▸ WHAT NEEDS TO BE DONE
Copy the data exactly; pictures stay out of the copy.

[Excerpts from a figure dataset]
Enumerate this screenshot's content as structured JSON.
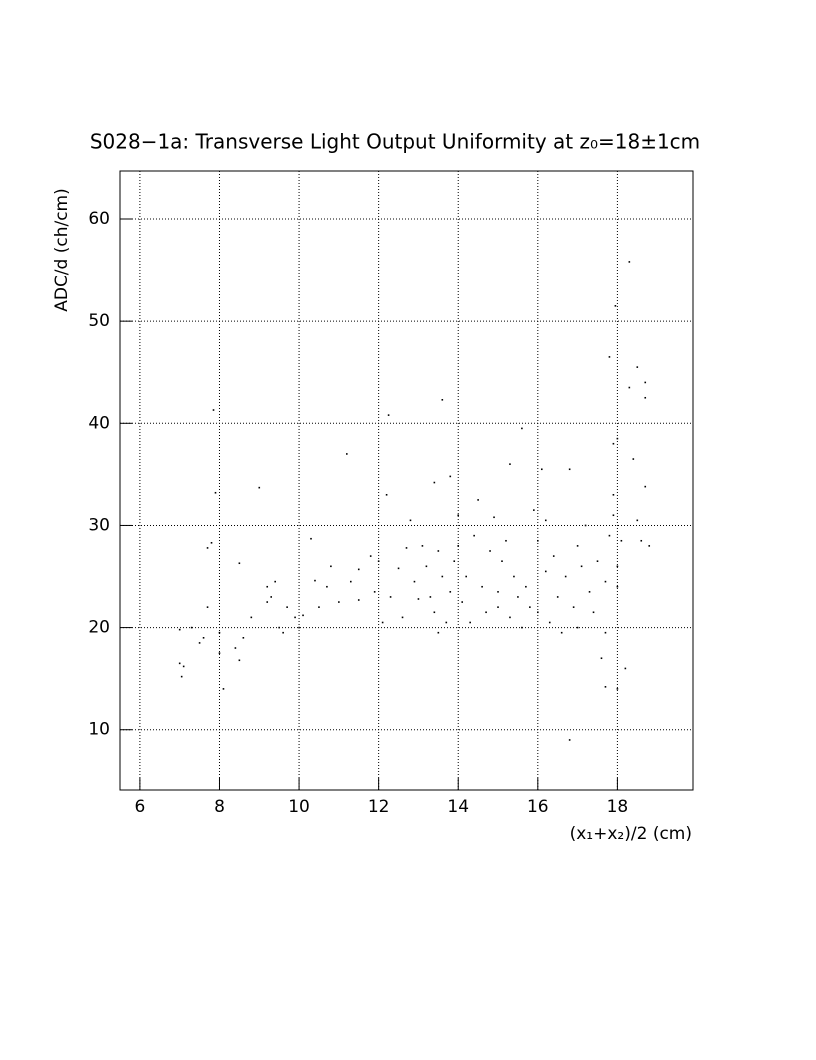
{
  "chart_data": {
    "type": "scatter",
    "title": "S028−1a: Transverse Light Output Uniformity at z₀=18±1cm",
    "x_label": "(x₁+x₂)/2 (cm)",
    "y_label": "ADC/d (ch/cm)",
    "color": "#000000",
    "grid": true,
    "xlim": [
      5.5,
      19.9
    ],
    "ylim": [
      4.1,
      64.7
    ],
    "xticks": [
      6,
      8,
      10,
      12,
      14,
      16,
      18
    ],
    "yticks": [
      10,
      20,
      30,
      40,
      50,
      60
    ],
    "x": [
      7.0,
      7.05,
      7.1,
      7.0,
      7.3,
      7.5,
      7.6,
      7.7,
      7.7,
      7.8,
      7.85,
      7.9,
      8.0,
      8.0,
      8.1,
      8.4,
      8.5,
      8.5,
      8.6,
      8.8,
      9.0,
      9.2,
      9.2,
      9.3,
      9.4,
      9.5,
      9.6,
      9.7,
      9.9,
      10.0,
      10.1,
      10.3,
      10.4,
      10.5,
      10.7,
      10.8,
      11.0,
      11.2,
      11.3,
      11.5,
      11.5,
      11.8,
      11.9,
      12.0,
      12.1,
      12.2,
      12.25,
      12.3,
      12.5,
      12.6,
      12.7,
      12.8,
      12.9,
      13.0,
      13.1,
      13.2,
      13.3,
      13.4,
      13.4,
      13.5,
      13.5,
      13.6,
      13.6,
      13.7,
      13.8,
      13.8,
      13.9,
      14.0,
      14.0,
      14.1,
      14.2,
      14.3,
      14.4,
      14.5,
      14.6,
      14.7,
      14.8,
      14.9,
      15.0,
      15.0,
      15.1,
      15.2,
      15.3,
      15.3,
      15.4,
      15.5,
      15.6,
      15.6,
      15.7,
      15.8,
      15.9,
      16.0,
      16.0,
      16.1,
      16.2,
      16.2,
      16.3,
      16.4,
      16.5,
      16.6,
      16.7,
      16.8,
      16.8,
      16.9,
      17.0,
      17.0,
      17.1,
      17.2,
      17.3,
      17.4,
      17.5,
      17.6,
      17.7,
      17.7,
      17.7,
      17.8,
      17.8,
      17.9,
      17.9,
      18.0,
      18.0,
      18.0,
      18.0,
      18.1,
      18.2,
      18.3,
      18.3,
      18.4,
      18.5,
      18.5,
      18.6,
      18.7,
      18.7,
      18.7,
      18.8,
      17.95,
      17.9
    ],
    "values": [
      16.5,
      15.2,
      16.2,
      19.8,
      20.0,
      18.5,
      19.0,
      22.0,
      27.8,
      28.3,
      41.3,
      33.2,
      19.5,
      17.5,
      14.0,
      18.0,
      16.8,
      26.3,
      19.0,
      21.0,
      33.7,
      22.5,
      24.0,
      23.0,
      24.5,
      20.0,
      19.5,
      22.0,
      21.0,
      20.0,
      21.2,
      28.7,
      24.6,
      22.0,
      24.0,
      26.0,
      22.5,
      37.0,
      24.5,
      25.7,
      22.7,
      27.0,
      23.5,
      26.5,
      20.5,
      33.0,
      40.8,
      23.0,
      25.8,
      21.0,
      27.8,
      30.5,
      24.5,
      22.8,
      28.0,
      26.0,
      23.0,
      21.5,
      34.2,
      19.5,
      27.5,
      42.3,
      25.0,
      20.5,
      34.8,
      23.5,
      26.5,
      28.0,
      31.0,
      22.5,
      25.0,
      20.5,
      29.0,
      32.5,
      24.0,
      21.5,
      27.5,
      30.8,
      23.5,
      22.0,
      26.5,
      28.5,
      36.0,
      21.0,
      25.0,
      23.0,
      39.5,
      20.0,
      24.0,
      22.0,
      31.5,
      28.5,
      21.5,
      35.5,
      30.5,
      25.5,
      20.5,
      27.0,
      23.0,
      19.5,
      25.0,
      35.5,
      9.0,
      22.0,
      28.0,
      20.0,
      26.0,
      30.0,
      23.5,
      21.5,
      26.5,
      17.0,
      14.2,
      19.5,
      24.5,
      46.5,
      29.0,
      31.0,
      33.0,
      26.0,
      38.5,
      14.0,
      24.0,
      28.5,
      16.0,
      43.5,
      55.8,
      36.5,
      45.5,
      30.5,
      28.5,
      44.0,
      33.8,
      42.5,
      28.0,
      51.5,
      38.0
    ]
  }
}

▸ ANSWER TO THE EXERCISE
Enumerate this screenshot's content as structured JSON.
{
  "chart_data": {
    "type": "scatter",
    "title": "S028−1a: Transverse Light Output Uniformity at z₀=18±1cm",
    "x_label": "(x₁+x₂)/2 (cm)",
    "y_label": "ADC/d (ch/cm)",
    "color": "#000000",
    "grid": true,
    "xlim": [
      5.5,
      19.9
    ],
    "ylim": [
      4.1,
      64.7
    ],
    "xticks": [
      6,
      8,
      10,
      12,
      14,
      16,
      18
    ],
    "yticks": [
      10,
      20,
      30,
      40,
      50,
      60
    ],
    "x": [
      7.0,
      7.05,
      7.1,
      7.0,
      7.3,
      7.5,
      7.6,
      7.7,
      7.7,
      7.8,
      7.85,
      7.9,
      8.0,
      8.0,
      8.1,
      8.4,
      8.5,
      8.5,
      8.6,
      8.8,
      9.0,
      9.2,
      9.2,
      9.3,
      9.4,
      9.5,
      9.6,
      9.7,
      9.9,
      10.0,
      10.1,
      10.3,
      10.4,
      10.5,
      10.7,
      10.8,
      11.0,
      11.2,
      11.3,
      11.5,
      11.5,
      11.8,
      11.9,
      12.0,
      12.1,
      12.2,
      12.25,
      12.3,
      12.5,
      12.6,
      12.7,
      12.8,
      12.9,
      13.0,
      13.1,
      13.2,
      13.3,
      13.4,
      13.4,
      13.5,
      13.5,
      13.6,
      13.6,
      13.7,
      13.8,
      13.8,
      13.9,
      14.0,
      14.0,
      14.1,
      14.2,
      14.3,
      14.4,
      14.5,
      14.6,
      14.7,
      14.8,
      14.9,
      15.0,
      15.0,
      15.1,
      15.2,
      15.3,
      15.3,
      15.4,
      15.5,
      15.6,
      15.6,
      15.7,
      15.8,
      15.9,
      16.0,
      16.0,
      16.1,
      16.2,
      16.2,
      16.3,
      16.4,
      16.5,
      16.6,
      16.7,
      16.8,
      16.8,
      16.9,
      17.0,
      17.0,
      17.1,
      17.2,
      17.3,
      17.4,
      17.5,
      17.6,
      17.7,
      17.7,
      17.7,
      17.8,
      17.8,
      17.9,
      17.9,
      18.0,
      18.0,
      18.0,
      18.0,
      18.1,
      18.2,
      18.3,
      18.3,
      18.4,
      18.5,
      18.5,
      18.6,
      18.7,
      18.7,
      18.7,
      18.8,
      17.95,
      17.9
    ],
    "values": [
      16.5,
      15.2,
      16.2,
      19.8,
      20.0,
      18.5,
      19.0,
      22.0,
      27.8,
      28.3,
      41.3,
      33.2,
      19.5,
      17.5,
      14.0,
      18.0,
      16.8,
      26.3,
      19.0,
      21.0,
      33.7,
      22.5,
      24.0,
      23.0,
      24.5,
      20.0,
      19.5,
      22.0,
      21.0,
      20.0,
      21.2,
      28.7,
      24.6,
      22.0,
      24.0,
      26.0,
      22.5,
      37.0,
      24.5,
      25.7,
      22.7,
      27.0,
      23.5,
      26.5,
      20.5,
      33.0,
      40.8,
      23.0,
      25.8,
      21.0,
      27.8,
      30.5,
      24.5,
      22.8,
      28.0,
      26.0,
      23.0,
      21.5,
      34.2,
      19.5,
      27.5,
      42.3,
      25.0,
      20.5,
      34.8,
      23.5,
      26.5,
      28.0,
      31.0,
      22.5,
      25.0,
      20.5,
      29.0,
      32.5,
      24.0,
      21.5,
      27.5,
      30.8,
      23.5,
      22.0,
      26.5,
      28.5,
      36.0,
      21.0,
      25.0,
      23.0,
      39.5,
      20.0,
      24.0,
      22.0,
      31.5,
      28.5,
      21.5,
      35.5,
      30.5,
      25.5,
      20.5,
      27.0,
      23.0,
      19.5,
      25.0,
      35.5,
      9.0,
      22.0,
      28.0,
      20.0,
      26.0,
      30.0,
      23.5,
      21.5,
      26.5,
      17.0,
      14.2,
      19.5,
      24.5,
      46.5,
      29.0,
      31.0,
      33.0,
      26.0,
      38.5,
      14.0,
      24.0,
      28.5,
      16.0,
      43.5,
      55.8,
      36.5,
      45.5,
      30.5,
      28.5,
      44.0,
      33.8,
      42.5,
      28.0,
      51.5,
      38.0
    ]
  }
}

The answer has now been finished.